▶ **PROBLEMS TO WORK ON**
**a)** Copy the album review word for word, from "We Have The Facts and We’re Voting Yes –" up to and including "was offered before.".
**b)** Continue the review of Death Cab for Cutie's album We Have The Facts and We're Voting Yes from the point where it ends.

▶ **TEXT SEGMENT**
We Have The Facts and We’re Voting Yes – Death Cab for Cutie ★★★

YearAlbumArtistStarsScoreGenre
2000We Have The Facts and We’re Voting Yes!Death Cab For Cutie★★★63RockAlternative RockIndie Rock

“Title Track” is a really appropriate opening for Death Cab for Cutie’s second record. It starts with the same raw, kind of muddy sounds and sad, lonely feeling found throughout the band’s debut record Something About Airplanes. But once the second verse hits, the band introduces a clear drum kit, a crisp set of electric guitar riffs and layers of production that show there is going to be a lot more depth on We Have The Facts and We’re Voting Yes than was offered before. 

That happens throughout the record, which isn’t too different thematically as Something About Airplanes. This album still exists in a sad and wintery aesthetic with a cold mix of instrumentation and isolating vocals, but the band brings in new sounds that expand Death Cab’s musical and emotional range.

▶ **DATA FOR ANALYSIS**
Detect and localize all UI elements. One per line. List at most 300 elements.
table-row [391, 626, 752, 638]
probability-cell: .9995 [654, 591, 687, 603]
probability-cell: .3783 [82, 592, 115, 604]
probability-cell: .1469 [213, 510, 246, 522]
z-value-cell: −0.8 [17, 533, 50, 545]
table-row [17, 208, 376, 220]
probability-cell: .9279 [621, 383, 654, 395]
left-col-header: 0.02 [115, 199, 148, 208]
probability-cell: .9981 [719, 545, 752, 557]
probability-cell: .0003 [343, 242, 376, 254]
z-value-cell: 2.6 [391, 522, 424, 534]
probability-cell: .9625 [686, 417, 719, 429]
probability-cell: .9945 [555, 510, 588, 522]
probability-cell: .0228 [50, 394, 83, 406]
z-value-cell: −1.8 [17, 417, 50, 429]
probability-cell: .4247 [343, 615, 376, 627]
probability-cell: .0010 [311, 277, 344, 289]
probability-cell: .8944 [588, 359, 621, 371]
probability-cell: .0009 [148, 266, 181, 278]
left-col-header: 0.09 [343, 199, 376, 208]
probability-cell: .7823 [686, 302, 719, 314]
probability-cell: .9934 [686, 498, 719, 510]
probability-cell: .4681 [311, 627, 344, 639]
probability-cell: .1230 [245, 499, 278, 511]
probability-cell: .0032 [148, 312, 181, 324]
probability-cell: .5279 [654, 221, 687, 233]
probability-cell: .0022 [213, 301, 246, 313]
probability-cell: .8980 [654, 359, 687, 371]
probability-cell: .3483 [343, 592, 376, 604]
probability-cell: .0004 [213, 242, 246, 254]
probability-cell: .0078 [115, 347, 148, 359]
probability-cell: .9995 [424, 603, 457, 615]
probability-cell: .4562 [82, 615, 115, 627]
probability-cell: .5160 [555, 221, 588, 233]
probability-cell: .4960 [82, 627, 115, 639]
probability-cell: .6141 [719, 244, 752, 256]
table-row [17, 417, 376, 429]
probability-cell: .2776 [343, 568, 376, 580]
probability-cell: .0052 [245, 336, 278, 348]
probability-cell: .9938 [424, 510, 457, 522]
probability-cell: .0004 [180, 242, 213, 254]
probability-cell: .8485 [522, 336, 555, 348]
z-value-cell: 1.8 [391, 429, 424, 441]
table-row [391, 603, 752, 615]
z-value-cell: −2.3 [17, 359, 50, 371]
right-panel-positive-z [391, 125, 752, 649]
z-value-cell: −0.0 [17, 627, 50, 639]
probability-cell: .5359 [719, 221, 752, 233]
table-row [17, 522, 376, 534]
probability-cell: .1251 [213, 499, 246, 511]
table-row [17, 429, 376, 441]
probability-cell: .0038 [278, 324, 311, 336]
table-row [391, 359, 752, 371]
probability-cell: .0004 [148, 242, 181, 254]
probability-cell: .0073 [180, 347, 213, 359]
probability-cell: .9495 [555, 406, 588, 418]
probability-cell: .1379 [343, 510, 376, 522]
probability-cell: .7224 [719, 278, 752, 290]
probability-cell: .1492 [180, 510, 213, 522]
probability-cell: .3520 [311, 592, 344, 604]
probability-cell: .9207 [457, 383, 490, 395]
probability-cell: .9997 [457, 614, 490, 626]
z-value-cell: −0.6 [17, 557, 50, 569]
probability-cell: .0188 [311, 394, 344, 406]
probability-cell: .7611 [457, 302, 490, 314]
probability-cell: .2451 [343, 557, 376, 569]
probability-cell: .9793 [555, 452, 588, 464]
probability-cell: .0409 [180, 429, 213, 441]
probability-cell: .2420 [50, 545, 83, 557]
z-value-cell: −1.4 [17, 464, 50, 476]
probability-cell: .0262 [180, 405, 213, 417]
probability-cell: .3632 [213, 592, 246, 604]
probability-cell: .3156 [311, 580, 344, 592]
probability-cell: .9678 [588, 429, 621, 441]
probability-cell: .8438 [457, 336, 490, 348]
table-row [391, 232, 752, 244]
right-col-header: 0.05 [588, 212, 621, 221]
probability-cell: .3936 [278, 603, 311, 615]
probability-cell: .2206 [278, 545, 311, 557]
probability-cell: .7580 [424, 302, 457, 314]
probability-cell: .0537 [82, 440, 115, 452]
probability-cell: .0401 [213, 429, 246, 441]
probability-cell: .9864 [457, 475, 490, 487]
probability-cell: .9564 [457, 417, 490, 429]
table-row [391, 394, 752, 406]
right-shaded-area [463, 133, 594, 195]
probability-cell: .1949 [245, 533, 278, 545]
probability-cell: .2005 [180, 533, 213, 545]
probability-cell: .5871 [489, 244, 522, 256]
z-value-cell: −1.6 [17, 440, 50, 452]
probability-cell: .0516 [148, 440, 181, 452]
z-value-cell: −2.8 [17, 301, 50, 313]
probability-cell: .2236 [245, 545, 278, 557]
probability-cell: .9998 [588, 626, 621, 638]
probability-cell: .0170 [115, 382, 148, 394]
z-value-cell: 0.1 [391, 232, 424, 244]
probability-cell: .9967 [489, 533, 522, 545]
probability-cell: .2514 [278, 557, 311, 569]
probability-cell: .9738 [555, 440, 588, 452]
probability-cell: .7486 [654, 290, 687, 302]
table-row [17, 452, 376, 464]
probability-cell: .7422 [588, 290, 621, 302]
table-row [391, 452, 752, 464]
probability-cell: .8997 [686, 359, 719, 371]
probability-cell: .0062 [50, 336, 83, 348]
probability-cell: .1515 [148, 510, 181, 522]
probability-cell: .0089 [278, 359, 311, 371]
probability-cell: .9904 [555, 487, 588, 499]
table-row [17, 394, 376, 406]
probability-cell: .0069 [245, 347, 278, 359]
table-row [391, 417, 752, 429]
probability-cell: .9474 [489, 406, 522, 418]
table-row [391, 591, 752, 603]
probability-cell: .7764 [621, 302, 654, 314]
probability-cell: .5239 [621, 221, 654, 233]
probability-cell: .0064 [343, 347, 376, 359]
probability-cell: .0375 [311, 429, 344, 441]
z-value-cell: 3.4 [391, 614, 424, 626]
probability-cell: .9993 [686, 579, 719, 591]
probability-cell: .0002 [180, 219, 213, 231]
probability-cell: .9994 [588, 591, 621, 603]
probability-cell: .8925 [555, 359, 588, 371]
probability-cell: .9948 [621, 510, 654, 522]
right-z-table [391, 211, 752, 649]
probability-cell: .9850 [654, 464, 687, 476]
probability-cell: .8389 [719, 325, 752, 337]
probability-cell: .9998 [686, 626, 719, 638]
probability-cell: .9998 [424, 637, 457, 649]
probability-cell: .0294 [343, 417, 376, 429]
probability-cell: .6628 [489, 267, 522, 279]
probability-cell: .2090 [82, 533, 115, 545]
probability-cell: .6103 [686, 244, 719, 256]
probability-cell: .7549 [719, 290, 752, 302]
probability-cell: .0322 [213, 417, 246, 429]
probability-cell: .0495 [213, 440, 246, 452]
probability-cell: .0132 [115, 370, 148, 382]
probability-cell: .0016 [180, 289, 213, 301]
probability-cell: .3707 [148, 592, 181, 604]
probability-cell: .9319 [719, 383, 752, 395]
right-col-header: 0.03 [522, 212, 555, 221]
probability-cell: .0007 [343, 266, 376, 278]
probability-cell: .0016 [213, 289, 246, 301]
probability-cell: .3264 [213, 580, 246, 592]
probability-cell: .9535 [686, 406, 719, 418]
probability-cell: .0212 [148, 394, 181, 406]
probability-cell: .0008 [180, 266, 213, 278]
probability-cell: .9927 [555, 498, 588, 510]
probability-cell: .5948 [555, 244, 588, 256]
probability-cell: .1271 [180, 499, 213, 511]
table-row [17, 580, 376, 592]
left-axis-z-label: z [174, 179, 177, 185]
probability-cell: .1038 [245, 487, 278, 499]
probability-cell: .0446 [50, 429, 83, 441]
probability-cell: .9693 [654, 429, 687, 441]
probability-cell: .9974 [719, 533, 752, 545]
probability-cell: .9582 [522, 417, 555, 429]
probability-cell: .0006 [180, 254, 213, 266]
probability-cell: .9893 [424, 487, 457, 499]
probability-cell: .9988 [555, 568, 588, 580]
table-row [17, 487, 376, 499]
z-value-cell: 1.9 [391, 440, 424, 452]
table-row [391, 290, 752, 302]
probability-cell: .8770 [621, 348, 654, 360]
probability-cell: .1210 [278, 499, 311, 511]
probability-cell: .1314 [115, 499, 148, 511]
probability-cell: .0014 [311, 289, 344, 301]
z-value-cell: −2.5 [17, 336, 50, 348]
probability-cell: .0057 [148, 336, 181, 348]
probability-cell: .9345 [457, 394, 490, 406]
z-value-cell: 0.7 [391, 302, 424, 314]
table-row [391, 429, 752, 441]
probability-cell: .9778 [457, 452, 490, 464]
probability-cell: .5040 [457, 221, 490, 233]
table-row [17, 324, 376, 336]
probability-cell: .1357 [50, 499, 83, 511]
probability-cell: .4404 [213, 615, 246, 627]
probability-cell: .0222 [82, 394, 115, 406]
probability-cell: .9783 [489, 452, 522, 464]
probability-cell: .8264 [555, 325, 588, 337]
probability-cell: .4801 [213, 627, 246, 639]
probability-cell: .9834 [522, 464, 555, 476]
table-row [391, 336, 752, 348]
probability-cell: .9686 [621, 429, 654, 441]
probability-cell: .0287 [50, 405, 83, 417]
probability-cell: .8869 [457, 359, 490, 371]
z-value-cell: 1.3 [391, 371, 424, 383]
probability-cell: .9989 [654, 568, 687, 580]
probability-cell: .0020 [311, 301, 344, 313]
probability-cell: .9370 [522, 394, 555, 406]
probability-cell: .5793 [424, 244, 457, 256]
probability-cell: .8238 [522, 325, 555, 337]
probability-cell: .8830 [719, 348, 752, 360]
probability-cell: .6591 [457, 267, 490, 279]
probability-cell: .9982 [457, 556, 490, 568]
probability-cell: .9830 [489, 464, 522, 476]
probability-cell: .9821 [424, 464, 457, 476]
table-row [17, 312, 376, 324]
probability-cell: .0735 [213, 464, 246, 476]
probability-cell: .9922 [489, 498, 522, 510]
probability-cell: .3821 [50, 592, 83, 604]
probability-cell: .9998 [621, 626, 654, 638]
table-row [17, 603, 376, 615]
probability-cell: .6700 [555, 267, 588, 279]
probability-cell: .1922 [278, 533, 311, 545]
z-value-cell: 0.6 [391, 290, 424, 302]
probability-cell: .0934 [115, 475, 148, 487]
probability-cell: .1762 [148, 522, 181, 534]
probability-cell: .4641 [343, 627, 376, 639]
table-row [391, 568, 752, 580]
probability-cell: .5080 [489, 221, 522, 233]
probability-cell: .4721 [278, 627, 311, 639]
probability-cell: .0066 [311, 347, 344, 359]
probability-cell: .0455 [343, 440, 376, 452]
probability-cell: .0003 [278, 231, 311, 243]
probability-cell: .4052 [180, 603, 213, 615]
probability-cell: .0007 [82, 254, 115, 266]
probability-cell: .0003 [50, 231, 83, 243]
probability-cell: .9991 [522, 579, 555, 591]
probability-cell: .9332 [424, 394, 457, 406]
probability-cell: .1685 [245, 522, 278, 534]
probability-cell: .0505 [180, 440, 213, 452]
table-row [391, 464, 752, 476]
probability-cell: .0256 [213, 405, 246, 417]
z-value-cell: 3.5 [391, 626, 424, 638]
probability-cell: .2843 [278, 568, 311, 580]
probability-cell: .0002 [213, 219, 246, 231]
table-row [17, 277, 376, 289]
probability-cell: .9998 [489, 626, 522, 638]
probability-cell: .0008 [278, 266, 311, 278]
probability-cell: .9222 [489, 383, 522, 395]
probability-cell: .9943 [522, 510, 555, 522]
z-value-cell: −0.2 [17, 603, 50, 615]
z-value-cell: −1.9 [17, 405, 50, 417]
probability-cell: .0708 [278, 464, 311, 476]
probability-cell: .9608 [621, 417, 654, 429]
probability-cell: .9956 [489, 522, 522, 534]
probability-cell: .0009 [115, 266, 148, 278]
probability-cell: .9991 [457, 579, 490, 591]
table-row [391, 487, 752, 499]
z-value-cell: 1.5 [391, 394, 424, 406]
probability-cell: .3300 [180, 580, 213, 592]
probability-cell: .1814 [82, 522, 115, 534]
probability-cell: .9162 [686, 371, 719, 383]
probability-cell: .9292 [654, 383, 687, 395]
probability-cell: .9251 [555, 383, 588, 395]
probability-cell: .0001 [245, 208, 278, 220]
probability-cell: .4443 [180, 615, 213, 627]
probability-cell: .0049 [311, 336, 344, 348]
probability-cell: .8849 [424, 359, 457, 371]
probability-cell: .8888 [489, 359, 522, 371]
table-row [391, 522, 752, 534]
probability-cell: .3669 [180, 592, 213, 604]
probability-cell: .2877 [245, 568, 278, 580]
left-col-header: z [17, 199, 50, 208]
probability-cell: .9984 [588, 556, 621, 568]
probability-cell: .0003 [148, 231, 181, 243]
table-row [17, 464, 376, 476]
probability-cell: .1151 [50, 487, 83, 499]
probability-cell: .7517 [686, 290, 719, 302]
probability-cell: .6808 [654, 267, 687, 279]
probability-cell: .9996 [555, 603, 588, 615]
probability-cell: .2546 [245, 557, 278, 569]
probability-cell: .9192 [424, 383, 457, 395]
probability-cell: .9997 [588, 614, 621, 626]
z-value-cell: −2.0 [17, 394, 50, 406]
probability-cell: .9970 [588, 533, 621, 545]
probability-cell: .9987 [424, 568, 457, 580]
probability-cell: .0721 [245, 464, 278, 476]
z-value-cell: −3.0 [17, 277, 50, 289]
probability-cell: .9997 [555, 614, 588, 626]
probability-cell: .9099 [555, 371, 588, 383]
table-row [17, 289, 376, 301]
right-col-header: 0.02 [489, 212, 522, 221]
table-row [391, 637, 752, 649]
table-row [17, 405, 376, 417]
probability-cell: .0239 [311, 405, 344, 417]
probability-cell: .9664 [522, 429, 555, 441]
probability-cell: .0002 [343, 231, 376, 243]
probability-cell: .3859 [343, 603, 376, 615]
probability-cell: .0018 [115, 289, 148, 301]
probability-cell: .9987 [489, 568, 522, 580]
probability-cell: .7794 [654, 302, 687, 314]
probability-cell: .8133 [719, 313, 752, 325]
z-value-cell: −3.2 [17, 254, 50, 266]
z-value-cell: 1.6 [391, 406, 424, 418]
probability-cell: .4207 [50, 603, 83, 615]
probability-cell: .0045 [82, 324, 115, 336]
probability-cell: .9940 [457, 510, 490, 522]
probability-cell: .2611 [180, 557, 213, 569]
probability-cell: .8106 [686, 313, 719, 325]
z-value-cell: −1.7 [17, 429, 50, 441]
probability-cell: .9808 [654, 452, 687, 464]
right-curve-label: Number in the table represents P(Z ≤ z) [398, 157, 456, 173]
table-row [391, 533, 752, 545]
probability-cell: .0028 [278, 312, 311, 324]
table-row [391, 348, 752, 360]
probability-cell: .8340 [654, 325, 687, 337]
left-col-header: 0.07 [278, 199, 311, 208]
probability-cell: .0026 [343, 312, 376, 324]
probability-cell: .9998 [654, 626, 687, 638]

▶ **EXPECTED OUTPUTS**
**a)**
We Have The Facts and We’re Voting Yes – Death Cab for Cutie ★★★

YearAlbumArtistStarsScoreGenre
2000We Have The Facts and We’re Voting Yes!Death Cab For Cutie★★★63RockAlternative RockIndie Rock

“Title Track” is a really appropriate opening for Death Cab for Cutie’s second record. It starts with the same raw, kind of muddy sounds and sad, lonely feeling found throughout the band’s debut record Something About Airplanes. But once the second verse hits, the band introduces a clear drum kit, a crisp set of electric guitar riffs and layers of production that show there is going to be a lot more depth on We Have The Facts and We’re Voting Yes than was offered before.

**b)**
There’s slow, soft guitar work that isn’t just repeated acoustic chords, but is instead arpeggiated melodic lines that move. There’s distant organ chords on “The Employment Page” that add a thin layer of wallpaper as an accent along the edge of the track. There is a timing change and electronic textures on “For What Reason,” and some of the chime and harmonics scattered here and there on the back half of the record, mixed with layered guitar work and the more confident vocals. It all makes it a much more memorable project. 

There still isn’t too much warmth to be found here, but it’s a lot less obviously doom and gloom than Something About Airplanes, and brings the band much closer to the style they’ll settle in on in the future. The more accessible drums, guitar mixes and Ben Gibbard’s confident vocals on “For What Reason,” “Lowell, MA,” and “405”  are akin to Indie Pop singles of the late 90s and early 2000s, even if some of the overall darkness or sparseness still remains. The quicker, louder “Company Calls” brings a more alternative rock style that the band hadn’t explored before. The Epilogue and “No Joy In Mudville” are a return to overarching isolation but have more overall depth than tracks on the earlier album.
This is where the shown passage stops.